__Instructions for the task__:
In full and without alteration, repeat the material.

Figure collection entries
-=-=-

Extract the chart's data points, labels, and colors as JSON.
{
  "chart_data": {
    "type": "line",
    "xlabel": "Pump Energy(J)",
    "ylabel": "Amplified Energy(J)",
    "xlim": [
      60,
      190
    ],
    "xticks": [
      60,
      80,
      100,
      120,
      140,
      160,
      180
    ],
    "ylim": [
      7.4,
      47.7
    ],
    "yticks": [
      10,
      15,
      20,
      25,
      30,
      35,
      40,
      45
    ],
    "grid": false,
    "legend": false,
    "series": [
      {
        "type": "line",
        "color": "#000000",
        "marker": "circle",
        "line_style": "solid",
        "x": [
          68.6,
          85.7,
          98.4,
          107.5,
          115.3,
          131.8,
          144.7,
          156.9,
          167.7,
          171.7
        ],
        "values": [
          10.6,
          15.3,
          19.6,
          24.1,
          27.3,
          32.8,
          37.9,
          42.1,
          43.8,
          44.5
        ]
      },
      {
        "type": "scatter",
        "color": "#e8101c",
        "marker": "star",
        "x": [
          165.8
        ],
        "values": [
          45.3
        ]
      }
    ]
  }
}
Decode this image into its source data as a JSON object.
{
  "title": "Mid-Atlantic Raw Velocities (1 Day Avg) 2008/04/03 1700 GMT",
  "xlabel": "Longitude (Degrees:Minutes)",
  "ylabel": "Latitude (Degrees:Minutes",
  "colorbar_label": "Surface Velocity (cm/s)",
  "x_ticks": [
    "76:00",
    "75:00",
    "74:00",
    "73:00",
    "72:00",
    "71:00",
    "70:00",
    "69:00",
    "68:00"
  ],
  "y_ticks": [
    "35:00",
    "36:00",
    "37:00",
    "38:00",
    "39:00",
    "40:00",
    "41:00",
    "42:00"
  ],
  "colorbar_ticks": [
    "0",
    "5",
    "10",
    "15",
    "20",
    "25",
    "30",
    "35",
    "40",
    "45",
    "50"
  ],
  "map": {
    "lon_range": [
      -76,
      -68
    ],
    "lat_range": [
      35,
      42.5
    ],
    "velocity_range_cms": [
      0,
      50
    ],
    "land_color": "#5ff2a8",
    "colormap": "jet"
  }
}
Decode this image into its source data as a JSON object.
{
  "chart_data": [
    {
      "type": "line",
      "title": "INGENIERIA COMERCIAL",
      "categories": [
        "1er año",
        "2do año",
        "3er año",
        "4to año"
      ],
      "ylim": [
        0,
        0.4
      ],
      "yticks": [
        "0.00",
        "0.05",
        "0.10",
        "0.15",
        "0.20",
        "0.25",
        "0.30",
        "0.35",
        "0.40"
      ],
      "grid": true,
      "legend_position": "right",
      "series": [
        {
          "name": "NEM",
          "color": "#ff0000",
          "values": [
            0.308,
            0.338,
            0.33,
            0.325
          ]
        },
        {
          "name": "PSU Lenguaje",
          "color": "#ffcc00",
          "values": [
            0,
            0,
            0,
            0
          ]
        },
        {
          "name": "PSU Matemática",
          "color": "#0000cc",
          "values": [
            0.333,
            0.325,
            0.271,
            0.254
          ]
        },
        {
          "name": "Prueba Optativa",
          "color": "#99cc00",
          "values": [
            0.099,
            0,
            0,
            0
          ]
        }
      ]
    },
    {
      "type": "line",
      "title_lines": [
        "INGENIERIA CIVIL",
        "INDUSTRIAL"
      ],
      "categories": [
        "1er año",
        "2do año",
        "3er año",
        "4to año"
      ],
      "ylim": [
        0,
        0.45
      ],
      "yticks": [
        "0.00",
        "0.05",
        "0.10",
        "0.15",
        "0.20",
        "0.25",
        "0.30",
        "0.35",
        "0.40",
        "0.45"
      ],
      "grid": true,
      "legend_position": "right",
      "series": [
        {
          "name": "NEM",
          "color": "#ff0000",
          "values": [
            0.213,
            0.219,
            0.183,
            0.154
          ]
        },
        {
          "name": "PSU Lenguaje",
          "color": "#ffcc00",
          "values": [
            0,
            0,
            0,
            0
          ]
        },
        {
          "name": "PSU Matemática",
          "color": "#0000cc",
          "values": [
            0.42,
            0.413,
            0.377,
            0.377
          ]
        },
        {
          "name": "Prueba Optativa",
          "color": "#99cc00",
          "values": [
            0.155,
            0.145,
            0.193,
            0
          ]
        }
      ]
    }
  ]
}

-=-=-

__Answer to the exercise__:
Extract the chart's data points, labels, and colors as JSON.
{
  "chart_data": {
    "type": "line",
    "xlabel": "Pump Energy(J)",
    "ylabel": "Amplified Energy(J)",
    "xlim": [
      60,
      190
    ],
    "xticks": [
      60,
      80,
      100,
      120,
      140,
      160,
      180
    ],
    "ylim": [
      7.4,
      47.7
    ],
    "yticks": [
      10,
      15,
      20,
      25,
      30,
      35,
      40,
      45
    ],
    "grid": false,
    "legend": false,
    "series": [
      {
        "type": "line",
        "color": "#000000",
        "marker": "circle",
        "line_style": "solid",
        "x": [
          68.6,
          85.7,
          98.4,
          107.5,
          115.3,
          131.8,
          144.7,
          156.9,
          167.7,
          171.7
        ],
        "values": [
          10.6,
          15.3,
          19.6,
          24.1,
          27.3,
          32.8,
          37.9,
          42.1,
          43.8,
          44.5
        ]
      },
      {
        "type": "scatter",
        "color": "#e8101c",
        "marker": "star",
        "x": [
          165.8
        ],
        "values": [
          45.3
        ]
      }
    ]
  }
}
Decode this image into its source data as a JSON object.
{
  "title": "Mid-Atlantic Raw Velocities (1 Day Avg) 2008/04/03 1700 GMT",
  "xlabel": "Longitude (Degrees:Minutes)",
  "ylabel": "Latitude (Degrees:Minutes",
  "colorbar_label": "Surface Velocity (cm/s)",
  "x_ticks": [
    "76:00",
    "75:00",
    "74:00",
    "73:00",
    "72:00",
    "71:00",
    "70:00",
    "69:00",
    "68:00"
  ],
  "y_ticks": [
    "35:00",
    "36:00",
    "37:00",
    "38:00",
    "39:00",
    "40:00",
    "41:00",
    "42:00"
  ],
  "colorbar_ticks": [
    "0",
    "5",
    "10",
    "15",
    "20",
    "25",
    "30",
    "35",
    "40",
    "45",
    "50"
  ],
  "map": {
    "lon_range": [
      -76,
      -68
    ],
    "lat_range": [
      35,
      42.5
    ],
    "velocity_range_cms": [
      0,
      50
    ],
    "land_color": "#5ff2a8",
    "colormap": "jet"
  }
}
Decode this image into its source data as a JSON object.
{
  "chart_data": [
    {
      "type": "line",
      "title": "INGENIERIA COMERCIAL",
      "categories": [
        "1er año",
        "2do año",
        "3er año",
        "4to año"
      ],
      "ylim": [
        0,
        0.4
      ],
      "yticks": [
        "0.00",
        "0.05",
        "0.10",
        "0.15",
        "0.20",
        "0.25",
        "0.30",
        "0.35",
        "0.40"
      ],
      "grid": true,
      "legend_position": "right",
      "series": [
        {
          "name": "NEM",
          "color": "#ff0000",
          "values": [
            0.308,
            0.338,
            0.33,
            0.325
          ]
        },
        {
          "name": "PSU Lenguaje",
          "color": "#ffcc00",
          "values": [
            0,
            0,
            0,
            0
          ]
        },
        {
          "name": "PSU Matemática",
          "color": "#0000cc",
          "values": [
            0.333,
            0.325,
            0.271,
            0.254
          ]
        },
        {
          "name": "Prueba Optativa",
          "color": "#99cc00",
          "values": [
            0.099,
            0,
            0,
            0
          ]
        }
      ]
    },
    {
      "type": "line",
      "title_lines": [
        "INGENIERIA CIVIL",
        "INDUSTRIAL"
      ],
      "categories": [
        "1er año",
        "2do año",
        "3er año",
        "4to año"
      ],
      "ylim": [
        0,
        0.45
      ],
      "yticks": [
        "0.00",
        "0.05",
        "0.10",
        "0.15",
        "0.20",
        "0.25",
        "0.30",
        "0.35",
        "0.40",
        "0.45"
      ],
      "grid": true,
      "legend_position": "right",
      "series": [
        {
          "name": "NEM",
          "color": "#ff0000",
          "values": [
            0.213,
            0.219,
            0.183,
            0.154
          ]
        },
        {
          "name": "PSU Lenguaje",
          "color": "#ffcc00",
          "values": [
            0,
            0,
            0,
            0
          ]
        },
        {
          "name": "PSU Matemática",
          "color": "#0000cc",
          "values": [
            0.42,
            0.413,
            0.377,
            0.377
          ]
        },
        {
          "name": "Prueba Optativa",
          "color": "#99cc00",
          "values": [
            0.155,
            0.145,
            0.193,
            0
          ]
        }
      ]
    }
  ]
}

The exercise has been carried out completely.